+++ INFORMATION GIVEN
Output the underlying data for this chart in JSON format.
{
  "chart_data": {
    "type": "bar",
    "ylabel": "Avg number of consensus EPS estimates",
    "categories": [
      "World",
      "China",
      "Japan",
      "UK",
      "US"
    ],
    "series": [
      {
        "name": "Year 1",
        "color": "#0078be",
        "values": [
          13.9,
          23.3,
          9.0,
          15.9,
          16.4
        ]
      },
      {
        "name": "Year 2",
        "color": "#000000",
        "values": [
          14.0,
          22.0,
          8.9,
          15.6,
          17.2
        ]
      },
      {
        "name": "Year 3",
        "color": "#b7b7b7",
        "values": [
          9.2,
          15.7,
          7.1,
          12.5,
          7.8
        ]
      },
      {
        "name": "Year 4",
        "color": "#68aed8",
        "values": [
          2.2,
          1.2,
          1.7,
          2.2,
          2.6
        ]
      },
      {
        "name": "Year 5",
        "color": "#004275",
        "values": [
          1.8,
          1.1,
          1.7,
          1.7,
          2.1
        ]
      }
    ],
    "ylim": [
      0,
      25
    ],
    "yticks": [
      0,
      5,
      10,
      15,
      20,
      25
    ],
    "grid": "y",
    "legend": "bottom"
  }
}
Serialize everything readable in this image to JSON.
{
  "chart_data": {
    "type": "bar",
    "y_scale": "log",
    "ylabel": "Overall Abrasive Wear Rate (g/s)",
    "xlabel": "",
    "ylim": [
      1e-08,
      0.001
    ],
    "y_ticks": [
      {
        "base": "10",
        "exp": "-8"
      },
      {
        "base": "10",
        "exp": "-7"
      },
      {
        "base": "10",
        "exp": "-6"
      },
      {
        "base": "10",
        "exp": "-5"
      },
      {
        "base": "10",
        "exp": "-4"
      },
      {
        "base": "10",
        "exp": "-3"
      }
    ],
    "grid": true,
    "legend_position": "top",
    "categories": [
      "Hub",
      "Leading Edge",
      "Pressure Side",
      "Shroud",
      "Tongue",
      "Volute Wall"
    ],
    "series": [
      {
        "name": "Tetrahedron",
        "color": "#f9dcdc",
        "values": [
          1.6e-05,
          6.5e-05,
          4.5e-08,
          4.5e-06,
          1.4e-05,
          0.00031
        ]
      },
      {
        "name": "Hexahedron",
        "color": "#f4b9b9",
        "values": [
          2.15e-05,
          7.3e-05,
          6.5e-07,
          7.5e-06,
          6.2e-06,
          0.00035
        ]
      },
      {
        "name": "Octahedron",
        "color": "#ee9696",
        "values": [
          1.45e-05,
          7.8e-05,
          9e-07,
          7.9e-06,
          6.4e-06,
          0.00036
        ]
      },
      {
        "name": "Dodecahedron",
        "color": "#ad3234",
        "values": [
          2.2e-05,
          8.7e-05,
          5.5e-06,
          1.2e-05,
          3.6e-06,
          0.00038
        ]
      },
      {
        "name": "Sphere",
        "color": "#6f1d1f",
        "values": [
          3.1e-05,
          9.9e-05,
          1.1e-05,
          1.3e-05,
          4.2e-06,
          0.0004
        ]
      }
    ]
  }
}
++++++
> [WHAT THE TASK ASKS]
Show the lines of the records that contain the word "ylabel".

> [THE COMPLETED TASK]
    "ylabel": "Avg number of consensus EPS estimates",
    "ylabel": "Overall Abrasive Wear Rate (g/s)",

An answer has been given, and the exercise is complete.